The required output is the line containing "Read all visible content and emit it as JSON." through the final line of the material below, printed exactly, with no other lines.
>> START Input material
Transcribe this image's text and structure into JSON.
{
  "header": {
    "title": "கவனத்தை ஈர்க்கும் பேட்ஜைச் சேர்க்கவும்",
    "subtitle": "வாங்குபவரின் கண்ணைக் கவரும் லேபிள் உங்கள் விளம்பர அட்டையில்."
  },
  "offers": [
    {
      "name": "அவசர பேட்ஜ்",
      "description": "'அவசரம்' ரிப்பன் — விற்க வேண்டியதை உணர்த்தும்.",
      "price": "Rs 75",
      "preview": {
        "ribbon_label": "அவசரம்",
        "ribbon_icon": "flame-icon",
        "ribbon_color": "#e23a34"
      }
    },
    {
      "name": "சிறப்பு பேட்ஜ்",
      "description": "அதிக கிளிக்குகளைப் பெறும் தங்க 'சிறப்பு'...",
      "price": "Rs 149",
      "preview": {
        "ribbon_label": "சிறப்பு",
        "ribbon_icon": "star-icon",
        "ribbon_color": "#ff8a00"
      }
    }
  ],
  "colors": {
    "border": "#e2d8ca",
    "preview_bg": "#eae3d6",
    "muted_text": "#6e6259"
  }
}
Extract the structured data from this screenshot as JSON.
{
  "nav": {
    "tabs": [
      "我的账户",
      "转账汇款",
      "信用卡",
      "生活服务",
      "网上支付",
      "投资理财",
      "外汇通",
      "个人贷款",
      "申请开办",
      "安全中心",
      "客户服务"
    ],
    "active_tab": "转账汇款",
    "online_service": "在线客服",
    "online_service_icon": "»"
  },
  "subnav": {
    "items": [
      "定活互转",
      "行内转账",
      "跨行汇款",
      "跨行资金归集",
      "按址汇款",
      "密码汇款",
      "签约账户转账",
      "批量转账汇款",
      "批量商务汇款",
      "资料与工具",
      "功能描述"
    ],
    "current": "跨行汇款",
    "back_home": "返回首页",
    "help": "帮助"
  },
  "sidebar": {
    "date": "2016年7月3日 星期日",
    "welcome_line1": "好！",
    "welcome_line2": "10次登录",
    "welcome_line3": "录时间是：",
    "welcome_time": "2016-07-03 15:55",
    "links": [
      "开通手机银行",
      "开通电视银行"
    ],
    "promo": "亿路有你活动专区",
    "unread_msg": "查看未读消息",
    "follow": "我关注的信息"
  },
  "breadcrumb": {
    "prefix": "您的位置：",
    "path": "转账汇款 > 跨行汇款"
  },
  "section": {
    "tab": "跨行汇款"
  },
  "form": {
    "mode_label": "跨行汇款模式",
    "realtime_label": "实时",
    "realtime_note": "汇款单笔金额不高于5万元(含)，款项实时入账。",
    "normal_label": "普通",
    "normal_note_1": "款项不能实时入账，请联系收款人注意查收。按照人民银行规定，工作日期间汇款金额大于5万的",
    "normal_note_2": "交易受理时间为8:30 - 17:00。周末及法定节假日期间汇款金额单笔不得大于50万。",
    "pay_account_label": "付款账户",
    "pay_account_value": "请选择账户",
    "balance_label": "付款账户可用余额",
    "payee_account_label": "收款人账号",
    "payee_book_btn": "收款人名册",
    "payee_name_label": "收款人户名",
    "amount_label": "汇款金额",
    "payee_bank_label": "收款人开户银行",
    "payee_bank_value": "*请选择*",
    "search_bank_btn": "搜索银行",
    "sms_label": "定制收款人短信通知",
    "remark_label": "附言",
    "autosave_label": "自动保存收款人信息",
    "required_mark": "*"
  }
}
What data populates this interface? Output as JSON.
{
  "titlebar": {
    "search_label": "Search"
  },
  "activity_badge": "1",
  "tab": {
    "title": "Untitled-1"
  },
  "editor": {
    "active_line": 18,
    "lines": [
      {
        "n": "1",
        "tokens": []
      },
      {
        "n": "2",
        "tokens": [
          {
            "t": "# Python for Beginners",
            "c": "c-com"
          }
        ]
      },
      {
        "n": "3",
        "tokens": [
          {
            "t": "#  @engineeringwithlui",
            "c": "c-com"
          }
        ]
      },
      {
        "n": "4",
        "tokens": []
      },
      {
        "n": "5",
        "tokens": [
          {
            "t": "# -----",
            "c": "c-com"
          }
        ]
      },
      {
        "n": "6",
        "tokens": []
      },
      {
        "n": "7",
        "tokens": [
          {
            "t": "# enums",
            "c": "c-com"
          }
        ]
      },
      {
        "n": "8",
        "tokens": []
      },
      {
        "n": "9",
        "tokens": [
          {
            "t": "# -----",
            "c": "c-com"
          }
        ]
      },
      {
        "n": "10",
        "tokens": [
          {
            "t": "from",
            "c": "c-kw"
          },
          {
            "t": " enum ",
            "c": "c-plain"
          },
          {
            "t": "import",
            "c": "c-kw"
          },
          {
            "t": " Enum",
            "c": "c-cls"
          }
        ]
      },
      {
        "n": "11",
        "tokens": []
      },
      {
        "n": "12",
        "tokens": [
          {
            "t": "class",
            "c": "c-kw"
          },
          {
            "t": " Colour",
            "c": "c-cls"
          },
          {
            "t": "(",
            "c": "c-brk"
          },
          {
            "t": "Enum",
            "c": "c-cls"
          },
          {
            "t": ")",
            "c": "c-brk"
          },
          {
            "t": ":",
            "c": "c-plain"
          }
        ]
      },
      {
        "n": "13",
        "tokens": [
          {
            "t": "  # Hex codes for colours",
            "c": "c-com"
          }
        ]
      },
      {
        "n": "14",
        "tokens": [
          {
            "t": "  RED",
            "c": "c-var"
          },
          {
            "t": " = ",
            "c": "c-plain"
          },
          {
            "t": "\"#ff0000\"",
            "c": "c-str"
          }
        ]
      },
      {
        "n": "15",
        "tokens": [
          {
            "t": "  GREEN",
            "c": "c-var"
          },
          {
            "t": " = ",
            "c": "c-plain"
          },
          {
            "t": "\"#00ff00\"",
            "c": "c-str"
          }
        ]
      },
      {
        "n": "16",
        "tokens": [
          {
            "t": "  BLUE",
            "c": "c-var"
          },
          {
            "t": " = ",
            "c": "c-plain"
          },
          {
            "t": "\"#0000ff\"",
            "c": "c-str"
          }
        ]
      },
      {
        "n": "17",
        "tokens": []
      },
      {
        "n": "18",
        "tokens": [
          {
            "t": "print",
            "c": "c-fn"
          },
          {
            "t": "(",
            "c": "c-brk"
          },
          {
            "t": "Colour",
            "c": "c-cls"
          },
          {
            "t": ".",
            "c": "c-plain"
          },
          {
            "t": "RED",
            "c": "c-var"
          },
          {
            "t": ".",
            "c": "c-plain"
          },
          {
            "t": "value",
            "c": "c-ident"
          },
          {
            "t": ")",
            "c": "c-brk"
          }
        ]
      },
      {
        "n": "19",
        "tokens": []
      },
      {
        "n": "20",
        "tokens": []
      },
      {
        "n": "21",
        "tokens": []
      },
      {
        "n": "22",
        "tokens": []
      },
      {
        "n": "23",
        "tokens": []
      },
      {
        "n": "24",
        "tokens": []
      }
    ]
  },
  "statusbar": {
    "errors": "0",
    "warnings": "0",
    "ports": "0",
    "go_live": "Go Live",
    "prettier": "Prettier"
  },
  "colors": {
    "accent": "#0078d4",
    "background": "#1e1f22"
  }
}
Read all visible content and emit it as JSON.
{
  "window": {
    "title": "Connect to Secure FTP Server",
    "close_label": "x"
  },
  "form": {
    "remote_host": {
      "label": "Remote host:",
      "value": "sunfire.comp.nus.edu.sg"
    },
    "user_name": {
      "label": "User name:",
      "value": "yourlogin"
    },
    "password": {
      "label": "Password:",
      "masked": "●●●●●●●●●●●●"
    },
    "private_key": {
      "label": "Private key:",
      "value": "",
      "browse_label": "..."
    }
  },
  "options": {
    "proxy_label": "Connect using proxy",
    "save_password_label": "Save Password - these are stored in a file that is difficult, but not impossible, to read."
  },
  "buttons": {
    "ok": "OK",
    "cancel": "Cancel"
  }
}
>> END Input material
**Finished task**
Read all visible content and emit it as JSON.
{
  "window": {
    "title": "Connect to Secure FTP Server",
    "close_label": "x"
  },
  "form": {
    "remote_host": {
      "label": "Remote host:",
      "value": "sunfire.comp.nus.edu.sg"
    },
    "user_name": {
      "label": "User name:",
      "value": "yourlogin"
    },
    "password": {
      "label": "Password:",
      "masked": "●●●●●●●●●●●●"
    },
    "private_key": {
      "label": "Private key:",
      "value": "",
      "browse_label": "..."
    }
  },
  "options": {
    "proxy_label": "Connect using proxy",
    "save_password_label": "Save Password - these are stored in a file that is difficult, but not impossible, to read."
  },
  "buttons": {
    "ok": "OK",
    "cancel": "Cancel"
  }
}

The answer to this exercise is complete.